Exercise - Extract the full set of records that follows, word for word.
* START Material for this task *
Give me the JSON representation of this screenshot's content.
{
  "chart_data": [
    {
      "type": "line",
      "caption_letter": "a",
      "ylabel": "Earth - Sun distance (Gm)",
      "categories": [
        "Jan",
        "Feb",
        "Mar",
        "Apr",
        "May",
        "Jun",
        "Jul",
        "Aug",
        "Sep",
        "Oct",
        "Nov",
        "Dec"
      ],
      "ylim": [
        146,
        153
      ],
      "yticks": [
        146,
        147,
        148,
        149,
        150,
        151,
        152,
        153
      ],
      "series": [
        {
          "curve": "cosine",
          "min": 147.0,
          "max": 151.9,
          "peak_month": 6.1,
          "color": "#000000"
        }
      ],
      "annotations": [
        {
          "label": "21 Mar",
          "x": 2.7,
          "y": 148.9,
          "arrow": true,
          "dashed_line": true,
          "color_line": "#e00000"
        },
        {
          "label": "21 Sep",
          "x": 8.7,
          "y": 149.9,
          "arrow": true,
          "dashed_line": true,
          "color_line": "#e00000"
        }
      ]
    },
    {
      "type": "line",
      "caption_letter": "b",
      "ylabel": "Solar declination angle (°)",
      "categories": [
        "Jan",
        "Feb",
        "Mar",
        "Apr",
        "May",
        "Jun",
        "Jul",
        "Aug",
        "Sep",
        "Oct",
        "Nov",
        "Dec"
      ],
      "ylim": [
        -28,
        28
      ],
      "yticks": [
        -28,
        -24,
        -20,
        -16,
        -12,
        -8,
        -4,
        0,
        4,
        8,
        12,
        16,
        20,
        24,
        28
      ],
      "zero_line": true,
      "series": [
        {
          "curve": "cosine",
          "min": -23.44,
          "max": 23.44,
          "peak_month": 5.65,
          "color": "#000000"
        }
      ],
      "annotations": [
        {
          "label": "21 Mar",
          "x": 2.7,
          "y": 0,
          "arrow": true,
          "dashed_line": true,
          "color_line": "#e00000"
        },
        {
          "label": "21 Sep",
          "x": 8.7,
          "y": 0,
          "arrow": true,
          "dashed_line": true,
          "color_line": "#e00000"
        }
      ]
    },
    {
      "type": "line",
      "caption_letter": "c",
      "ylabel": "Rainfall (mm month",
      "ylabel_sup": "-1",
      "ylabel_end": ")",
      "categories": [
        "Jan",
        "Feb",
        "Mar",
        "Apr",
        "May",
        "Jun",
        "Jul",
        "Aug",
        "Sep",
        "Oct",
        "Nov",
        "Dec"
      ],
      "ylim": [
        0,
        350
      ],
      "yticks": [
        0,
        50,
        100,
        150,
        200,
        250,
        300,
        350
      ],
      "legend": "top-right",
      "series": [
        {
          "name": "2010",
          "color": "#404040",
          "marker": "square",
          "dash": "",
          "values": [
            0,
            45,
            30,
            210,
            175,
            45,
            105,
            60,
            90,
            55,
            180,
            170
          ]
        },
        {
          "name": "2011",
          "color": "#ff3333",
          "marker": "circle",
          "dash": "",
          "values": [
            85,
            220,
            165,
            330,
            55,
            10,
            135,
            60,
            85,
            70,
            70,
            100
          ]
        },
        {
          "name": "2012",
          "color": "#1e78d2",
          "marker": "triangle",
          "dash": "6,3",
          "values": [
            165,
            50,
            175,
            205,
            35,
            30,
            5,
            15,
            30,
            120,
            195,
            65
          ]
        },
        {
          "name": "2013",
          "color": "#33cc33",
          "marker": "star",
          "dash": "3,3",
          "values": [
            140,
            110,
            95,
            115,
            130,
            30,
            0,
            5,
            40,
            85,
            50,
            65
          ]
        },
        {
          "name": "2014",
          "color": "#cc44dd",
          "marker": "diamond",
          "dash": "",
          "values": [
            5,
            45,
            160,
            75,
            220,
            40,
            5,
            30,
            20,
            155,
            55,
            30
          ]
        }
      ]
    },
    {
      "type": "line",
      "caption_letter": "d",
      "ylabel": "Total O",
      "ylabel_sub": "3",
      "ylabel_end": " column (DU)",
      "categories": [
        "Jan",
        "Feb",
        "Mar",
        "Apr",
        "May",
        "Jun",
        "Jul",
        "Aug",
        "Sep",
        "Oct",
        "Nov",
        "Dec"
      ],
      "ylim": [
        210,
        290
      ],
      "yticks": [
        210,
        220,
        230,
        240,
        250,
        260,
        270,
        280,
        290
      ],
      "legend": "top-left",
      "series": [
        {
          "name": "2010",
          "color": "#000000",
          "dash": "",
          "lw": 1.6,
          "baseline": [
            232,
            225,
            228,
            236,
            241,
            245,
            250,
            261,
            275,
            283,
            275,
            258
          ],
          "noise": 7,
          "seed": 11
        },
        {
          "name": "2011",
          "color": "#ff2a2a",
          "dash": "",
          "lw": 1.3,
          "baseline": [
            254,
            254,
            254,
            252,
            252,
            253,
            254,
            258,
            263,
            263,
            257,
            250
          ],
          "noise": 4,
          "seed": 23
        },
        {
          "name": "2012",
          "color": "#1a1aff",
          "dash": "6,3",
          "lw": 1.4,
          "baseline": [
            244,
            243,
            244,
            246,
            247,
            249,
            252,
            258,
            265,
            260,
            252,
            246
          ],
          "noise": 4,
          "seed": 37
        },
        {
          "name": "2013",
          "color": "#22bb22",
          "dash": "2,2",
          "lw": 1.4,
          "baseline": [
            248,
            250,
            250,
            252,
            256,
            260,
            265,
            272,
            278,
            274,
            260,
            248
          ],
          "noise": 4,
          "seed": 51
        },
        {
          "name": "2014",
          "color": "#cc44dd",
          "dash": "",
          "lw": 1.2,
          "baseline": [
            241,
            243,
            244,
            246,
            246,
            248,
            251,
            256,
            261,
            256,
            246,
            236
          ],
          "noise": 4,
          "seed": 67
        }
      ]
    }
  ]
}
* END Material for this task *
The output -
Give me the JSON representation of this screenshot's content.
{
  "chart_data": [
    {
      "type": "line",
      "caption_letter": "a",
      "ylabel": "Earth - Sun distance (Gm)",
      "categories": [
        "Jan",
        "Feb",
        "Mar",
        "Apr",
        "May",
        "Jun",
        "Jul",
        "Aug",
        "Sep",
        "Oct",
        "Nov",
        "Dec"
      ],
      "ylim": [
        146,
        153
      ],
      "yticks": [
        146,
        147,
        148,
        149,
        150,
        151,
        152,
        153
      ],
      "series": [
        {
          "curve": "cosine",
          "min": 147.0,
          "max": 151.9,
          "peak_month": 6.1,
          "color": "#000000"
        }
      ],
      "annotations": [
        {
          "label": "21 Mar",
          "x": 2.7,
          "y": 148.9,
          "arrow": true,
          "dashed_line": true,
          "color_line": "#e00000"
        },
        {
          "label": "21 Sep",
          "x": 8.7,
          "y": 149.9,
          "arrow": true,
          "dashed_line": true,
          "color_line": "#e00000"
        }
      ]
    },
    {
      "type": "line",
      "caption_letter": "b",
      "ylabel": "Solar declination angle (°)",
      "categories": [
        "Jan",
        "Feb",
        "Mar",
        "Apr",
        "May",
        "Jun",
        "Jul",
        "Aug",
        "Sep",
        "Oct",
        "Nov",
        "Dec"
      ],
      "ylim": [
        -28,
        28
      ],
      "yticks": [
        -28,
        -24,
        -20,
        -16,
        -12,
        -8,
        -4,
        0,
        4,
        8,
        12,
        16,
        20,
        24,
        28
      ],
      "zero_line": true,
      "series": [
        {
          "curve": "cosine",
          "min": -23.44,
          "max": 23.44,
          "peak_month": 5.65,
          "color": "#000000"
        }
      ],
      "annotations": [
        {
          "label": "21 Mar",
          "x": 2.7,
          "y": 0,
          "arrow": true,
          "dashed_line": true,
          "color_line": "#e00000"
        },
        {
          "label": "21 Sep",
          "x": 8.7,
          "y": 0,
          "arrow": true,
          "dashed_line": true,
          "color_line": "#e00000"
        }
      ]
    },
    {
      "type": "line",
      "caption_letter": "c",
      "ylabel": "Rainfall (mm month",
      "ylabel_sup": "-1",
      "ylabel_end": ")",
      "categories": [
        "Jan",
        "Feb",
        "Mar",
        "Apr",
        "May",
        "Jun",
        "Jul",
        "Aug",
        "Sep",
        "Oct",
        "Nov",
        "Dec"
      ],
      "ylim": [
        0,
        350
      ],
      "yticks": [
        0,
        50,
        100,
        150,
        200,
        250,
        300,
        350
      ],
      "legend": "top-right",
      "series": [
        {
          "name": "2010",
          "color": "#404040",
          "marker": "square",
          "dash": "",
          "values": [
            0,
            45,
            30,
            210,
            175,
            45,
            105,
            60,
            90,
            55,
            180,
            170
          ]
        },
        {
          "name": "2011",
          "color": "#ff3333",
          "marker": "circle",
          "dash": "",
          "values": [
            85,
            220,
            165,
            330,
            55,
            10,
            135,
            60,
            85,
            70,
            70,
            100
          ]
        },
        {
          "name": "2012",
          "color": "#1e78d2",
          "marker": "triangle",
          "dash": "6,3",
          "values": [
            165,
            50,
            175,
            205,
            35,
            30,
            5,
            15,
            30,
            120,
            195,
            65
          ]
        },
        {
          "name": "2013",
          "color": "#33cc33",
          "marker": "star",
          "dash": "3,3",
          "values": [
            140,
            110,
            95,
            115,
            130,
            30,
            0,
            5,
            40,
            85,
            50,
            65
          ]
        },
        {
          "name": "2014",
          "color": "#cc44dd",
          "marker": "diamond",
          "dash": "",
          "values": [
            5,
            45,
            160,
            75,
            220,
            40,
            5,
            30,
            20,
            155,
            55,
            30
          ]
        }
      ]
    },
    {
      "type": "line",
      "caption_letter": "d",
      "ylabel": "Total O",
      "ylabel_sub": "3",
      "ylabel_end": " column (DU)",
      "categories": [
        "Jan",
        "Feb",
        "Mar",
        "Apr",
        "May",
        "Jun",
        "Jul",
        "Aug",
        "Sep",
        "Oct",
        "Nov",
        "Dec"
      ],
      "ylim": [
        210,
        290
      ],
      "yticks": [
        210,
        220,
        230,
        240,
        250,
        260,
        270,
        280,
        290
      ],
      "legend": "top-left",
      "series": [
        {
          "name": "2010",
          "color": "#000000",
          "dash": "",
          "lw": 1.6,
          "baseline": [
            232,
            225,
            228,
            236,
            241,
            245,
            250,
            261,
            275,
            283,
            275,
            258
          ],
          "noise": 7,
          "seed": 11
        },
        {
          "name": "2011",
          "color": "#ff2a2a",
          "dash": "",
          "lw": 1.3,
          "baseline": [
            254,
            254,
            254,
            252,
            252,
            253,
            254,
            258,
            263,
            263,
            257,
            250
          ],
          "noise": 4,
          "seed": 23
        },
        {
          "name": "2012",
          "color": "#1a1aff",
          "dash": "6,3",
          "lw": 1.4,
          "baseline": [
            244,
            243,
            244,
            246,
            247,
            249,
            252,
            258,
            265,
            260,
            252,
            246
          ],
          "noise": 4,
          "seed": 37
        },
        {
          "name": "2013",
          "color": "#22bb22",
          "dash": "2,2",
          "lw": 1.4,
          "baseline": [
            248,
            250,
            250,
            252,
            256,
            260,
            265,
            272,
            278,
            274,
            260,
            248
          ],
          "noise": 4,
          "seed": 51
        },
        {
          "name": "2014",
          "color": "#cc44dd",
          "dash": "",
          "lw": 1.2,
          "baseline": [
            241,
            243,
            244,
            246,
            246,
            248,
            251,
            256,
            261,
            256,
            246,
            236
          ],
          "noise": 4,
          "seed": 67
        }
      ]
    }
  ]
}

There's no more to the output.